Dataset:
□ □ □ □ □

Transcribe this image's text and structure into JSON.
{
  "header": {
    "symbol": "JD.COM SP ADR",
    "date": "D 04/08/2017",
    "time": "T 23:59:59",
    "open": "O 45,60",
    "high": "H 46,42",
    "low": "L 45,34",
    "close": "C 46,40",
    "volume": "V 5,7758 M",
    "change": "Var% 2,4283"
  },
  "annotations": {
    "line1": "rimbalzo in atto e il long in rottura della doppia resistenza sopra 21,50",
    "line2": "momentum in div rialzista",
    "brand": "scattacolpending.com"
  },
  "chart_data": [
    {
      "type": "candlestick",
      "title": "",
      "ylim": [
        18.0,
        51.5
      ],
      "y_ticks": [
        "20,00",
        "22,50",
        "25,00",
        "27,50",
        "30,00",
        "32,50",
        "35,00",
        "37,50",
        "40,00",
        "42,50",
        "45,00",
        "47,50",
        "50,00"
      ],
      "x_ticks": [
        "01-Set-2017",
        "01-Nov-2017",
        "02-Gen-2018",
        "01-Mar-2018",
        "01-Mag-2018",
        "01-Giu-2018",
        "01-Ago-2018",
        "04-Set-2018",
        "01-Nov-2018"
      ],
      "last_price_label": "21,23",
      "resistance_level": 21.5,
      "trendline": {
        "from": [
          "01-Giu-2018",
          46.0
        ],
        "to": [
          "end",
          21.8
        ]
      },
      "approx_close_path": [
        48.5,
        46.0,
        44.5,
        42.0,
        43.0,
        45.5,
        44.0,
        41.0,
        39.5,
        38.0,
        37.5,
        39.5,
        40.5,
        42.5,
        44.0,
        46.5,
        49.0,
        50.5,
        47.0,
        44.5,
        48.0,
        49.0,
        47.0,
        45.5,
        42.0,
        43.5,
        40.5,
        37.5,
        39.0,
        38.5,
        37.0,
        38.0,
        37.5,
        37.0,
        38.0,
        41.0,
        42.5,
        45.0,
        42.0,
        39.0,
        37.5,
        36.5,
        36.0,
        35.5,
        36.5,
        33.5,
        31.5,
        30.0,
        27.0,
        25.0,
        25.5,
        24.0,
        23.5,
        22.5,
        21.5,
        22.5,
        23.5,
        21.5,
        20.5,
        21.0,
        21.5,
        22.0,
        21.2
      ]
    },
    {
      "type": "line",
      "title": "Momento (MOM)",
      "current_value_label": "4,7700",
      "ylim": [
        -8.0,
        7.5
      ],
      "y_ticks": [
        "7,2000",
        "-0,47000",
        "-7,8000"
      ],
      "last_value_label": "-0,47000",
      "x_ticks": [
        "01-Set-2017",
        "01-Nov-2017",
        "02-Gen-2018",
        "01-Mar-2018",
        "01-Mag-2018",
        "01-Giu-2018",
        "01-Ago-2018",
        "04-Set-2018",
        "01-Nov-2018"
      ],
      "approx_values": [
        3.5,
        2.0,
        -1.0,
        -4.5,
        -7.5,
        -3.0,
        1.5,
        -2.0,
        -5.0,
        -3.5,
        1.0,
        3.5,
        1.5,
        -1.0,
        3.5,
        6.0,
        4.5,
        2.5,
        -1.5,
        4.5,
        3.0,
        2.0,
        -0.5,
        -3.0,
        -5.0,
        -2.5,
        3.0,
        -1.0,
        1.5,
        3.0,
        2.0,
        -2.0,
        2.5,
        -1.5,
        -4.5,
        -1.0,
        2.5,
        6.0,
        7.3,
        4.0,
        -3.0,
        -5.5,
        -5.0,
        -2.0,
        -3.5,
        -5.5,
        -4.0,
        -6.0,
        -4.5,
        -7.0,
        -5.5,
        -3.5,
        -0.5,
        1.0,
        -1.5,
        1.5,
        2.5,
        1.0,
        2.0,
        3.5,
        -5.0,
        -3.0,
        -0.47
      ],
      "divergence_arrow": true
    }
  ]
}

□ □ □ □ □

Problem:
Print the whole listing exactly as it is.

Worked solution:
Transcribe this image's text and structure into JSON.
{
  "header": {
    "symbol": "JD.COM SP ADR",
    "date": "D 04/08/2017",
    "time": "T 23:59:59",
    "open": "O 45,60",
    "high": "H 46,42",
    "low": "L 45,34",
    "close": "C 46,40",
    "volume": "V 5,7758 M",
    "change": "Var% 2,4283"
  },
  "annotations": {
    "line1": "rimbalzo in atto e il long in rottura della doppia resistenza sopra 21,50",
    "line2": "momentum in div rialzista",
    "brand": "scattacolpending.com"
  },
  "chart_data": [
    {
      "type": "candlestick",
      "title": "",
      "ylim": [
        18.0,
        51.5
      ],
      "y_ticks": [
        "20,00",
        "22,50",
        "25,00",
        "27,50",
        "30,00",
        "32,50",
        "35,00",
        "37,50",
        "40,00",
        "42,50",
        "45,00",
        "47,50",
        "50,00"
      ],
      "x_ticks": [
        "01-Set-2017",
        "01-Nov-2017",
        "02-Gen-2018",
        "01-Mar-2018",
        "01-Mag-2018",
        "01-Giu-2018",
        "01-Ago-2018",
        "04-Set-2018",
        "01-Nov-2018"
      ],
      "last_price_label": "21,23",
      "resistance_level": 21.5,
      "trendline": {
        "from": [
          "01-Giu-2018",
          46.0
        ],
        "to": [
          "end",
          21.8
        ]
      },
      "approx_close_path": [
        48.5,
        46.0,
        44.5,
        42.0,
        43.0,
        45.5,
        44.0,
        41.0,
        39.5,
        38.0,
        37.5,
        39.5,
        40.5,
        42.5,
        44.0,
        46.5,
        49.0,
        50.5,
        47.0,
        44.5,
        48.0,
        49.0,
        47.0,
        45.5,
        42.0,
        43.5,
        40.5,
        37.5,
        39.0,
        38.5,
        37.0,
        38.0,
        37.5,
        37.0,
        38.0,
        41.0,
        42.5,
        45.0,
        42.0,
        39.0,
        37.5,
        36.5,
        36.0,
        35.5,
        36.5,
        33.5,
        31.5,
        30.0,
        27.0,
        25.0,
        25.5,
        24.0,
        23.5,
        22.5,
        21.5,
        22.5,
        23.5,
        21.5,
        20.5,
        21.0,
        21.5,
        22.0,
        21.2
      ]
    },
    {
      "type": "line",
      "title": "Momento (MOM)",
      "current_value_label": "4,7700",
      "ylim": [
        -8.0,
        7.5
      ],
      "y_ticks": [
        "7,2000",
        "-0,47000",
        "-7,8000"
      ],
      "last_value_label": "-0,47000",
      "x_ticks": [
        "01-Set-2017",
        "01-Nov-2017",
        "02-Gen-2018",
        "01-Mar-2018",
        "01-Mag-2018",
        "01-Giu-2018",
        "01-Ago-2018",
        "04-Set-2018",
        "01-Nov-2018"
      ],
      "approx_values": [
        3.5,
        2.0,
        -1.0,
        -4.5,
        -7.5,
        -3.0,
        1.5,
        -2.0,
        -5.0,
        -3.5,
        1.0,
        3.5,
        1.5,
        -1.0,
        3.5,
        6.0,
        4.5,
        2.5,
        -1.5,
        4.5,
        3.0,
        2.0,
        -0.5,
        -3.0,
        -5.0,
        -2.5,
        3.0,
        -1.0,
        1.5,
        3.0,
        2.0,
        -2.0,
        2.5,
        -1.5,
        -4.5,
        -1.0,
        2.5,
        6.0,
        7.3,
        4.0,
        -3.0,
        -5.5,
        -5.0,
        -2.0,
        -3.5,
        -5.5,
        -4.0,
        -6.0,
        -4.5,
        -7.0,
        -5.5,
        -3.5,
        -0.5,
        1.0,
        -1.5,
        1.5,
        2.5,
        1.0,
        2.0,
        3.5,
        -5.0,
        -3.0,
        -0.47
      ],
      "divergence_arrow": true
    }
  ]
}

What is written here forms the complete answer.